Quarta-feira, 24 de Junho de 2009

Brincar aos números

Hoje, na minha escola, os professores de Matemática entretiveram-se a dar mais umas pinceladas na candidatura ao Plano da Matemática II. Nestes momentos de trabalho, surgem algumas jornadas de reflexão profunda sobre o “estado da educação” e a moda dos “números”.
 
Há uma paranóia recente com as metas, na Educação. Falando sem conhecimento de causa, eu diria que é mais um capricho de meia dúzia de pseudo-especialistas, que acham que o problema da Educação em Portugal se resolve com a adopção de metas quantitativas em relação aos resultados dos alunos. No Plano da Matemática (no original e no II) exigem-nos o estabelecimento de metas para a evolução dos alunos. No modelo-faz-de-conta de avaliação do desempenho dos docentes, em versão original, também.
 
Ora, na minha opinião, que não passa disso mesmo, estabelecer metas para os resultados dos alunos é um profundo disparate e carece de lógica. Fica bem, para “inglês ver”, mas é uma palermice. Aceitar pacificamente metas destas é aceitar que podemos facilmente controlar os resultados das aprendizagens dos nossos alunos, como se o processo ensino-aprendizagem dependesse única e exclusivamente de nós, professores. Há muita gente que acha que sim, não lhes cabendo na cabecinha a existência de um jovem que não quer aprender absolutamente nada. A realidade é que os resultados escolares dependem de vários factores, sendo que o desempenho do professor é um deles, com um peso que é directamente proporcional à autoridade e expectativas dos pais.

- [Dados]
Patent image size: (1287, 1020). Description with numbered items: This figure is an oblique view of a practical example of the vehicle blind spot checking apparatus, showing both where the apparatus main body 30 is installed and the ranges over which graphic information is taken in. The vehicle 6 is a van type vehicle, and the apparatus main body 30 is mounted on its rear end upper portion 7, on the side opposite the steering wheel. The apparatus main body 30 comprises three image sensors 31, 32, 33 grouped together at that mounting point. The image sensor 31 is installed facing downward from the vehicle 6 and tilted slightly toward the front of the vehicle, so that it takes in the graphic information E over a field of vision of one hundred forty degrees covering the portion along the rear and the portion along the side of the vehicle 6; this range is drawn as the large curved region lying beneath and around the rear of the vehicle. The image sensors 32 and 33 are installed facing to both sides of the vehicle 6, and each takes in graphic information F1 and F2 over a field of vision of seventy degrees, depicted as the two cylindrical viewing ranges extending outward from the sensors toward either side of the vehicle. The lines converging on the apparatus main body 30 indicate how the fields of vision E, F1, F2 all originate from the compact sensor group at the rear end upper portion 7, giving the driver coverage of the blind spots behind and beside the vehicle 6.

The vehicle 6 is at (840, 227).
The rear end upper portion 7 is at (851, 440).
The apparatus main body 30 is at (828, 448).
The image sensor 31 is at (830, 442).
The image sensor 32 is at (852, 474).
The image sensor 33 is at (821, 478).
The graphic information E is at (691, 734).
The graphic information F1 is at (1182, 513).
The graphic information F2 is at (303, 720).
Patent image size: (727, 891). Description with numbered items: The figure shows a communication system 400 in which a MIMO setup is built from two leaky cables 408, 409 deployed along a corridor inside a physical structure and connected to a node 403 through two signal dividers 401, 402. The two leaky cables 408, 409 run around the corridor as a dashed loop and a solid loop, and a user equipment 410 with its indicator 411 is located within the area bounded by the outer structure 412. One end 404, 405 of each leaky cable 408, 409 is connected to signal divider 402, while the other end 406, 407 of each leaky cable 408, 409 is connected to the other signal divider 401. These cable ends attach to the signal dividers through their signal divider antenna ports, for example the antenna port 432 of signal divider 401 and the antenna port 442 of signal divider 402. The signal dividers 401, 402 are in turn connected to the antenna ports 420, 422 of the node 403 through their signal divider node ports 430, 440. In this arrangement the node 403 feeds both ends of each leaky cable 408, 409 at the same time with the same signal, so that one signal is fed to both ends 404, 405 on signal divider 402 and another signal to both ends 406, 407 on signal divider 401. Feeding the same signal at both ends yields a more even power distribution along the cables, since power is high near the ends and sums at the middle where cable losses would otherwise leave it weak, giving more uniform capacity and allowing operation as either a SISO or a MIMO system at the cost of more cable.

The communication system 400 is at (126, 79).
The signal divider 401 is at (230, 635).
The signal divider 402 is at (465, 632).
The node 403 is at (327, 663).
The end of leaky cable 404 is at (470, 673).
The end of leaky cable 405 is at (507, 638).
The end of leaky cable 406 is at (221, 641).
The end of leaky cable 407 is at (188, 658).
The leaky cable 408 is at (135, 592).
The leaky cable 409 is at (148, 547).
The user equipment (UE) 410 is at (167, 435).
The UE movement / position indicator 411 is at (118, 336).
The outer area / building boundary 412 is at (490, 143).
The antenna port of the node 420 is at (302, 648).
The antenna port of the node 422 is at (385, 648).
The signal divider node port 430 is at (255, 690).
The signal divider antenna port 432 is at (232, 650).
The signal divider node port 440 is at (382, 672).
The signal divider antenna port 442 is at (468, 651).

- [Instruções]
1. Reescreva o texto sobre as metas na Educação de "Há uma paranóia" a "versão original, também.", trocando "pseudo-especialistas" por "supostos especialistas".
2. Indique todas as expressões que o texto sobre as metas na Educação põe entre aspas.

- [Respostas por número]
1.
Há uma paranóia recente com as metas, na Educação. Falando sem conhecimento de causa, eu diria que é mais um capricho de meia dúzia de supostos especialistas, que acham que o problema da Educação em Portugal se resolve com a adopção de metas quantitativas em relação aos resultados dos alunos. No Plano da Matemática (no original e no II) exigem-nos o estabelecimento de metas para a evolução dos alunos. No modelo-faz-de-conta de avaliação do desempenho dos docentes, em versão original, também.

2.
- estado da educação
- números
- inglês ver